-- REQUIREMENT --
Output each entry verbatim and exclude every picture from it.

-- SUPPLIED ENTRIES --
-*-*-

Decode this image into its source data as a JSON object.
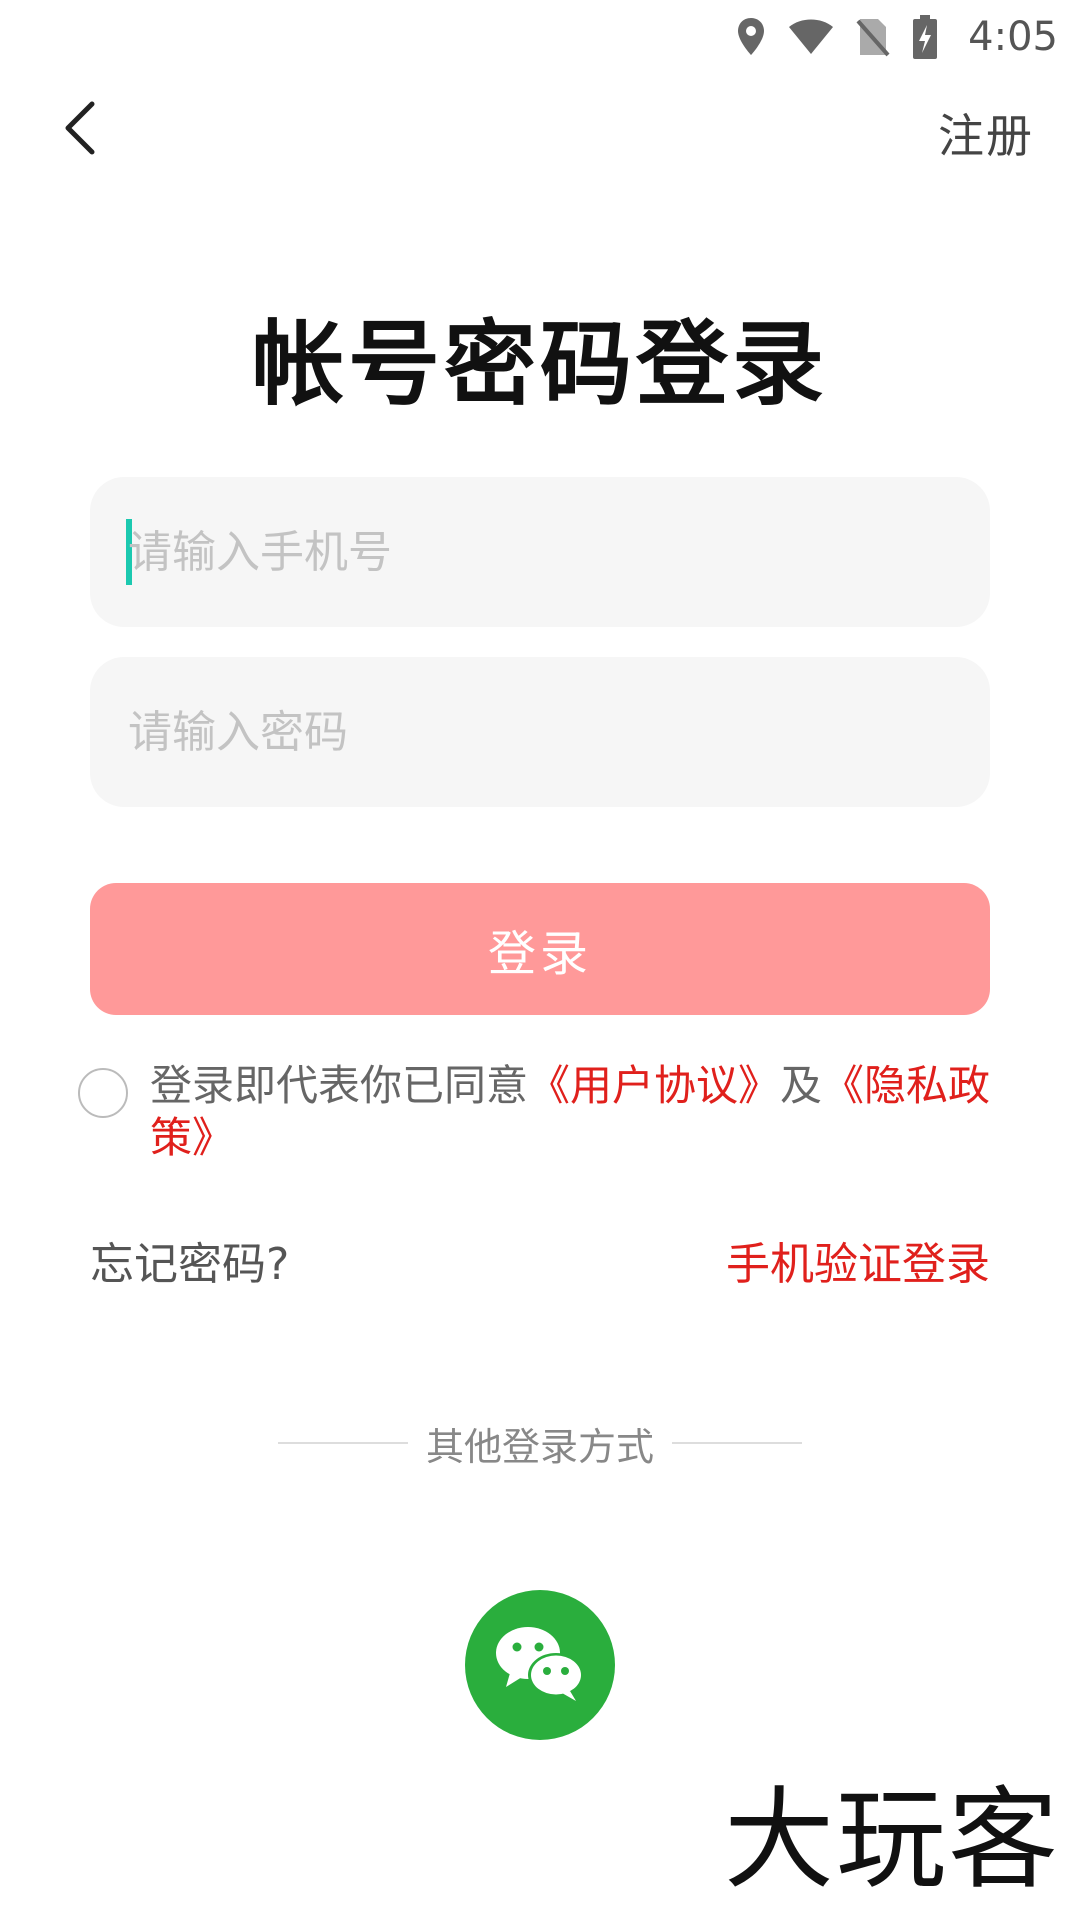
{
  "status_bar": {
    "time": "4:05",
    "icons": [
      "location-icon",
      "wifi-icon",
      "no-sim-icon",
      "battery-charging-icon"
    ]
  },
  "header": {
    "back_icon": "chevron-left-icon",
    "register_label": "注册"
  },
  "title": "帐号密码登录",
  "form": {
    "phone_placeholder": "请输入手机号",
    "phone_value": "",
    "password_placeholder": "请输入密码",
    "password_value": "",
    "login_label": "登录",
    "login_button_color": "#ff9999"
  },
  "agreement": {
    "checked": false,
    "prefix": "登录即代表你已同意",
    "user_agreement": "《用户协议》",
    "and": "及",
    "privacy_policy": "《隐私政策》",
    "link_color": "#e0201c"
  },
  "links": {
    "forgot_password": "忘记密码?",
    "sms_login": "手机验证登录"
  },
  "other_login": {
    "label": "其他登录方式",
    "methods": [
      {
        "name": "wechat",
        "icon": "wechat-icon",
        "color": "#2aae3d"
      }
    ]
  },
  "watermark": "大玩客",
  "colors": {
    "accent_red": "#e0201c",
    "cursor": "#1cc9b0",
    "field_bg": "#f6f6f6"
  }
}
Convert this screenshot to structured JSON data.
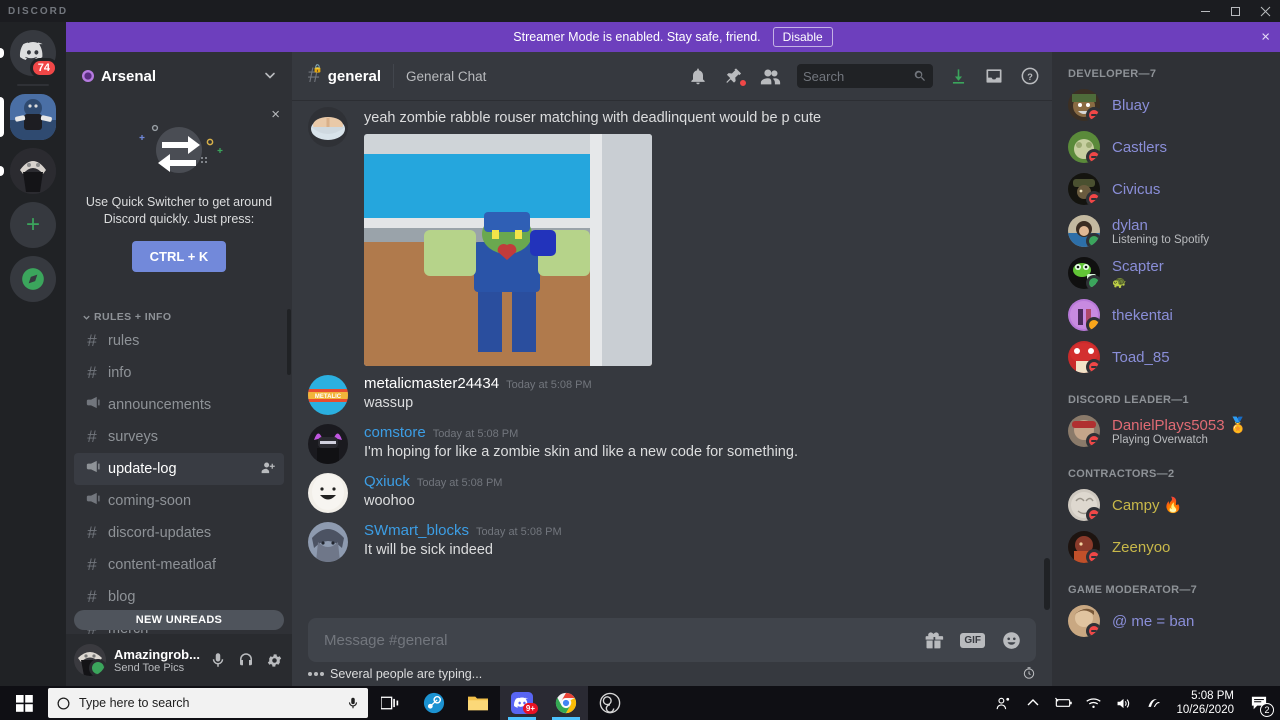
{
  "window": {
    "brand": "DISCORD",
    "minimize": "minimize-button",
    "maximize": "maximize-button",
    "close": "close-button"
  },
  "streamer_banner": {
    "message": "Streamer Mode is enabled. Stay safe, friend.",
    "disable_label": "Disable",
    "close": "×",
    "bg": "#6d3fbd"
  },
  "server_rail": {
    "home_badge": "74",
    "add_server_glyph": "+",
    "explore_glyph": "◉"
  },
  "sidebar": {
    "server_name": "Arsenal",
    "quick_switcher": {
      "text": "Use Quick Switcher to get around Discord quickly. Just press:",
      "key_label": "CTRL + K",
      "close": "×"
    },
    "category": "RULES + INFO",
    "channels": [
      {
        "name": "rules",
        "type": "text",
        "active": false
      },
      {
        "name": "info",
        "type": "text",
        "active": false
      },
      {
        "name": "announcements",
        "type": "announcement",
        "active": false
      },
      {
        "name": "surveys",
        "type": "text",
        "active": false
      },
      {
        "name": "update-log",
        "type": "announcement",
        "active": true
      },
      {
        "name": "coming-soon",
        "type": "announcement",
        "active": false
      },
      {
        "name": "discord-updates",
        "type": "text",
        "active": false
      },
      {
        "name": "content-meatloaf",
        "type": "text",
        "active": false
      },
      {
        "name": "blog",
        "type": "text",
        "active": false
      },
      {
        "name": "merch",
        "type": "text",
        "active": false
      }
    ],
    "new_unreads_label": "NEW UNREADS",
    "user": {
      "name": "Amazingrob...",
      "status_text": "Send Toe Pics",
      "status": "online",
      "mic": "microphone-icon",
      "headset": "headset-icon",
      "settings": "gear-icon"
    }
  },
  "chat": {
    "channel_name": "general",
    "topic": "General Chat",
    "search_placeholder": "Search",
    "messages": [
      {
        "author": "",
        "timestamp": "",
        "text": "yeah zombie rabble rouser matching with deadlinquent would be p cute",
        "continuation": true,
        "attachment": true,
        "color": "#ffffff"
      },
      {
        "author": "metalicmaster24434",
        "timestamp": "Today at 5:08 PM",
        "text": "wassup",
        "continuation": false,
        "attachment": false,
        "color": "#ffffff"
      },
      {
        "author": "comstore",
        "timestamp": "Today at 5:08 PM",
        "text": "I'm hoping for like a zombie skin and like a new code for something.",
        "continuation": false,
        "attachment": false,
        "color": "#3c9ee5"
      },
      {
        "author": "Qxiuck",
        "timestamp": "Today at 5:08 PM",
        "text": "woohoo",
        "continuation": false,
        "attachment": false,
        "color": "#3c9ee5"
      },
      {
        "author": "SWmart_blocks",
        "timestamp": "Today at 5:08 PM",
        "text": "It will be sick indeed",
        "continuation": false,
        "attachment": false,
        "color": "#3c9ee5"
      }
    ],
    "composer_placeholder": "Message #general",
    "typing_text": "Several people are typing...",
    "icons": {
      "notification": "bell-icon",
      "pinned": "pin-icon",
      "members": "members-icon",
      "inbox": "inbox-icon",
      "help": "help-icon",
      "download": "download-icon",
      "gift": "gift-icon",
      "gif": "GIF",
      "emoji": "emoji-icon"
    }
  },
  "members": {
    "groups": [
      {
        "label": "DEVELOPER—7",
        "members": [
          {
            "name": "Bluay",
            "status": "dnd",
            "sub": "",
            "color": "#8a8ed8"
          },
          {
            "name": "Castlers",
            "status": "dnd",
            "sub": "",
            "color": "#8a8ed8"
          },
          {
            "name": "Civicus",
            "status": "dnd",
            "sub": "",
            "color": "#8a8ed8"
          },
          {
            "name": "dylan",
            "status": "online",
            "sub": "Listening to Spotify",
            "color": "#8a8ed8"
          },
          {
            "name": "Scapter",
            "status": "mobile",
            "sub": "🐢",
            "color": "#8a8ed8"
          },
          {
            "name": "thekentai",
            "status": "idle",
            "sub": "",
            "color": "#8a8ed8"
          },
          {
            "name": "Toad_85",
            "status": "dnd",
            "sub": "",
            "color": "#8a8ed8"
          }
        ]
      },
      {
        "label": "DISCORD LEADER—1",
        "members": [
          {
            "name": "DanielPlays5053 🏅",
            "status": "dnd",
            "sub": "Playing Overwatch",
            "color": "#e06b74"
          }
        ]
      },
      {
        "label": "CONTRACTORS—2",
        "members": [
          {
            "name": "Campy 🔥",
            "status": "dnd",
            "sub": "",
            "color": "#c8b84a"
          },
          {
            "name": "Zeenyoo",
            "status": "dnd",
            "sub": "",
            "color": "#c8b84a"
          }
        ]
      },
      {
        "label": "GAME MODERATOR—7",
        "members": [
          {
            "name": "@ me = ban",
            "status": "dnd",
            "sub": "",
            "color": "#8a8ed8"
          }
        ]
      }
    ]
  },
  "taskbar": {
    "search_placeholder": "Type here to search",
    "start": "windows-start-icon",
    "mic": "microphone-icon",
    "task_view": "task-view-icon",
    "apps": [
      {
        "name": "steam",
        "badge": "",
        "open": false
      },
      {
        "name": "file-explorer",
        "badge": "",
        "open": false
      },
      {
        "name": "discord",
        "badge": "9+",
        "open": true
      },
      {
        "name": "chrome",
        "badge": "",
        "open": true
      },
      {
        "name": "obs",
        "badge": "",
        "open": false
      }
    ],
    "time": "5:08 PM",
    "date": "10/26/2020",
    "notification_count": "2"
  }
}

-*-*-

-- RESULT OF THIS TASK --
Decode this image into its source data as a JSON object.
{
  "status_bar": {
    "time": "4:05",
    "icons": [
      "location-icon",
      "wifi-icon",
      "no-sim-icon",
      "battery-charging-icon"
    ]
  },
  "header": {
    "back_icon": "chevron-left-icon",
    "register_label": "注册"
  },
  "title": "帐号密码登录",
  "form": {
    "phone_placeholder": "请输入手机号",
    "phone_value": "",
    "password_placeholder": "请输入密码",
    "password_value": "",
    "login_label": "登录",
    "login_button_color": "#ff9999"
  },
  "agreement": {
    "checked": false,
    "prefix": "登录即代表你已同意",
    "user_agreement": "《用户协议》",
    "and": "及",
    "privacy_policy": "《隐私政策》",
    "link_color": "#e0201c"
  },
  "links": {
    "forgot_password": "忘记密码?",
    "sms_login": "手机验证登录"
  },
  "other_login": {
    "label": "其他登录方式",
    "methods": [
      {
        "name": "wechat",
        "icon": "wechat-icon",
        "color": "#2aae3d"
      }
    ]
  },
  "watermark": "大玩客",
  "colors": {
    "accent_red": "#e0201c",
    "cursor": "#1cc9b0",
    "field_bg": "#f6f6f6"
  }
}
Convert this screenshot to structured JSON data.
{
  "window": {
    "brand": "DISCORD",
    "minimize": "minimize-button",
    "maximize": "maximize-button",
    "close": "close-button"
  },
  "streamer_banner": {
    "message": "Streamer Mode is enabled. Stay safe, friend.",
    "disable_label": "Disable",
    "close": "×",
    "bg": "#6d3fbd"
  },
  "server_rail": {
    "home_badge": "74",
    "add_server_glyph": "+",
    "explore_glyph": "◉"
  },
  "sidebar": {
    "server_name": "Arsenal",
    "quick_switcher": {
      "text": "Use Quick Switcher to get around Discord quickly. Just press:",
      "key_label": "CTRL + K",
      "close": "×"
    },
    "category": "RULES + INFO",
    "channels": [
      {
        "name": "rules",
        "type": "text",
        "active": false
      },
      {
        "name": "info",
        "type": "text",
        "active": false
      },
      {
        "name": "announcements",
        "type": "announcement",
        "active": false
      },
      {
        "name": "surveys",
        "type": "text",
        "active": false
      },
      {
        "name": "update-log",
        "type": "announcement",
        "active": true
      },
      {
        "name": "coming-soon",
        "type": "announcement",
        "active": false
      },
      {
        "name": "discord-updates",
        "type": "text",
        "active": false
      },
      {
        "name": "content-meatloaf",
        "type": "text",
        "active": false
      },
      {
        "name": "blog",
        "type": "text",
        "active": false
      },
      {
        "name": "merch",
        "type": "text",
        "active": false
      }
    ],
    "new_unreads_label": "NEW UNREADS",
    "user": {
      "name": "Amazingrob...",
      "status_text": "Send Toe Pics",
      "status": "online",
      "mic": "microphone-icon",
      "headset": "headset-icon",
      "settings": "gear-icon"
    }
  },
  "chat": {
    "channel_name": "general",
    "topic": "General Chat",
    "search_placeholder": "Search",
    "messages": [
      {
        "author": "",
        "timestamp": "",
        "text": "yeah zombie rabble rouser matching with deadlinquent would be p cute",
        "continuation": true,
        "attachment": true,
        "color": "#ffffff"
      },
      {
        "author": "metalicmaster24434",
        "timestamp": "Today at 5:08 PM",
        "text": "wassup",
        "continuation": false,
        "attachment": false,
        "color": "#ffffff"
      },
      {
        "author": "comstore",
        "timestamp": "Today at 5:08 PM",
        "text": "I'm hoping for like a zombie skin and like a new code for something.",
        "continuation": false,
        "attachment": false,
        "color": "#3c9ee5"
      },
      {
        "author": "Qxiuck",
        "timestamp": "Today at 5:08 PM",
        "text": "woohoo",
        "continuation": false,
        "attachment": false,
        "color": "#3c9ee5"
      },
      {
        "author": "SWmart_blocks",
        "timestamp": "Today at 5:08 PM",
        "text": "It will be sick indeed",
        "continuation": false,
        "attachment": false,
        "color": "#3c9ee5"
      }
    ],
    "composer_placeholder": "Message #general",
    "typing_text": "Several people are typing...",
    "icons": {
      "notification": "bell-icon",
      "pinned": "pin-icon",
      "members": "members-icon",
      "inbox": "inbox-icon",
      "help": "help-icon",
      "download": "download-icon",
      "gift": "gift-icon",
      "gif": "GIF",
      "emoji": "emoji-icon"
    }
  },
  "members": {
    "groups": [
      {
        "label": "DEVELOPER—7",
        "members": [
          {
            "name": "Bluay",
            "status": "dnd",
            "sub": "",
            "color": "#8a8ed8"
          },
          {
            "name": "Castlers",
            "status": "dnd",
            "sub": "",
            "color": "#8a8ed8"
          },
          {
            "name": "Civicus",
            "status": "dnd",
            "sub": "",
            "color": "#8a8ed8"
          },
          {
            "name": "dylan",
            "status": "online",
            "sub": "Listening to Spotify",
            "color": "#8a8ed8"
          },
          {
            "name": "Scapter",
            "status": "mobile",
            "sub": "🐢",
            "color": "#8a8ed8"
          },
          {
            "name": "thekentai",
            "status": "idle",
            "sub": "",
            "color": "#8a8ed8"
          },
          {
            "name": "Toad_85",
            "status": "dnd",
            "sub": "",
            "color": "#8a8ed8"
          }
        ]
      },
      {
        "label": "DISCORD LEADER—1",
        "members": [
          {
            "name": "DanielPlays5053 🏅",
            "status": "dnd",
            "sub": "Playing Overwatch",
            "color": "#e06b74"
          }
        ]
      },
      {
        "label": "CONTRACTORS—2",
        "members": [
          {
            "name": "Campy 🔥",
            "status": "dnd",
            "sub": "",
            "color": "#c8b84a"
          },
          {
            "name": "Zeenyoo",
            "status": "dnd",
            "sub": "",
            "color": "#c8b84a"
          }
        ]
      },
      {
        "label": "GAME MODERATOR—7",
        "members": [
          {
            "name": "@ me = ban",
            "status": "dnd",
            "sub": "",
            "color": "#8a8ed8"
          }
        ]
      }
    ]
  },
  "taskbar": {
    "search_placeholder": "Type here to search",
    "start": "windows-start-icon",
    "mic": "microphone-icon",
    "task_view": "task-view-icon",
    "apps": [
      {
        "name": "steam",
        "badge": "",
        "open": false
      },
      {
        "name": "file-explorer",
        "badge": "",
        "open": false
      },
      {
        "name": "discord",
        "badge": "9+",
        "open": true
      },
      {
        "name": "chrome",
        "badge": "",
        "open": true
      },
      {
        "name": "obs",
        "badge": "",
        "open": false
      }
    ],
    "time": "5:08 PM",
    "date": "10/26/2020",
    "notification_count": "2"
  }
}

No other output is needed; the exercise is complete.